_Short problem_
Reproduce the rows below, from the line containing "Detect and localize" through the line containing "- player-oval-right-2: [507, 163, 603, 189]", with both of those lines included. Leave the pictures out of your output.

_The data_
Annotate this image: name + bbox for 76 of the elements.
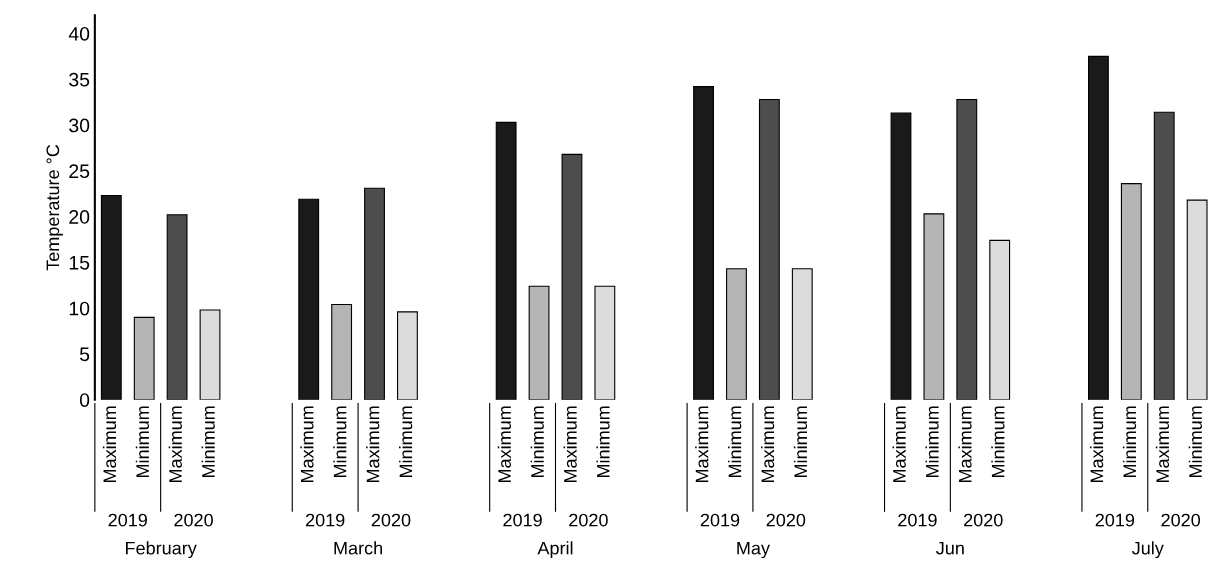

--

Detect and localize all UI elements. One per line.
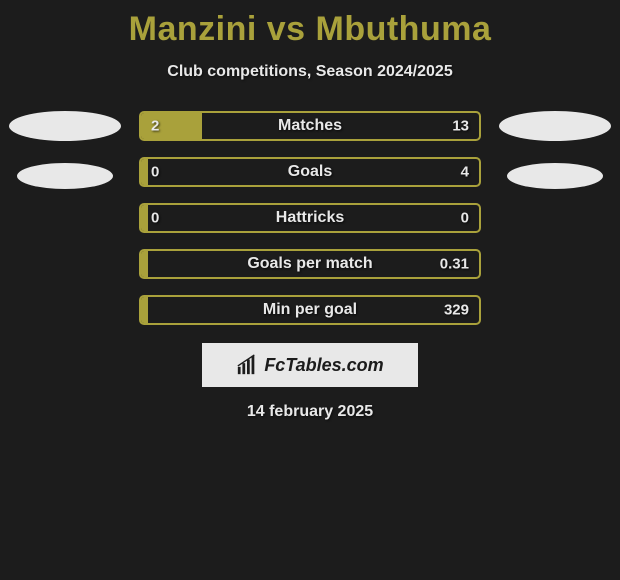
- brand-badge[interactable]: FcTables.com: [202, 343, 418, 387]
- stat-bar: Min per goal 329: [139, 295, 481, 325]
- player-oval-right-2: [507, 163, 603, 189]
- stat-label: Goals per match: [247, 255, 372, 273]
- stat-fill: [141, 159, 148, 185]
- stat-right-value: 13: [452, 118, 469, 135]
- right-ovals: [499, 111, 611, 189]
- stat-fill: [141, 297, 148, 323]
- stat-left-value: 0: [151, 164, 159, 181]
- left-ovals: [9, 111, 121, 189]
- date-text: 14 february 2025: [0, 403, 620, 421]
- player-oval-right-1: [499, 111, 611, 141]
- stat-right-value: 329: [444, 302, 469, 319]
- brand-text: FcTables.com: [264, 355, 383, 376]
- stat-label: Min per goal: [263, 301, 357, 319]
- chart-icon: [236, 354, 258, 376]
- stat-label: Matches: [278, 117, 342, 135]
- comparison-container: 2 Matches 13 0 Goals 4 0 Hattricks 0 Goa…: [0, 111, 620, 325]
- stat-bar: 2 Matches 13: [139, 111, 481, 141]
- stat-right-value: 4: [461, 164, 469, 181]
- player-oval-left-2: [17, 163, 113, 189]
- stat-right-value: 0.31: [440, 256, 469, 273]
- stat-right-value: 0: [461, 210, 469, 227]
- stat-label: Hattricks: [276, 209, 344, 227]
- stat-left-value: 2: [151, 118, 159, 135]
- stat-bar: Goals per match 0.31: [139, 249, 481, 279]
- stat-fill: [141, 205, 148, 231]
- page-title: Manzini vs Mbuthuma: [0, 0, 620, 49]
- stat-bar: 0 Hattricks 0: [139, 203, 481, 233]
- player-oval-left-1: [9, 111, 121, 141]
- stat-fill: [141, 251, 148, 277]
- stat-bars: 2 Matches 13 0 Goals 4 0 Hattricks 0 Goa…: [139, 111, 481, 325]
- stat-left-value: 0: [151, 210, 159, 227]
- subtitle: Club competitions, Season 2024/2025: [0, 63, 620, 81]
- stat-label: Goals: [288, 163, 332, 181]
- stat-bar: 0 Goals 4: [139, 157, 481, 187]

_Worked solution_
Detect and localize all UI elements. One per line.
- brand-badge[interactable]: FcTables.com: [202, 343, 418, 387]
- stat-bar: Min per goal 329: [139, 295, 481, 325]
- player-oval-right-2: [507, 163, 603, 189]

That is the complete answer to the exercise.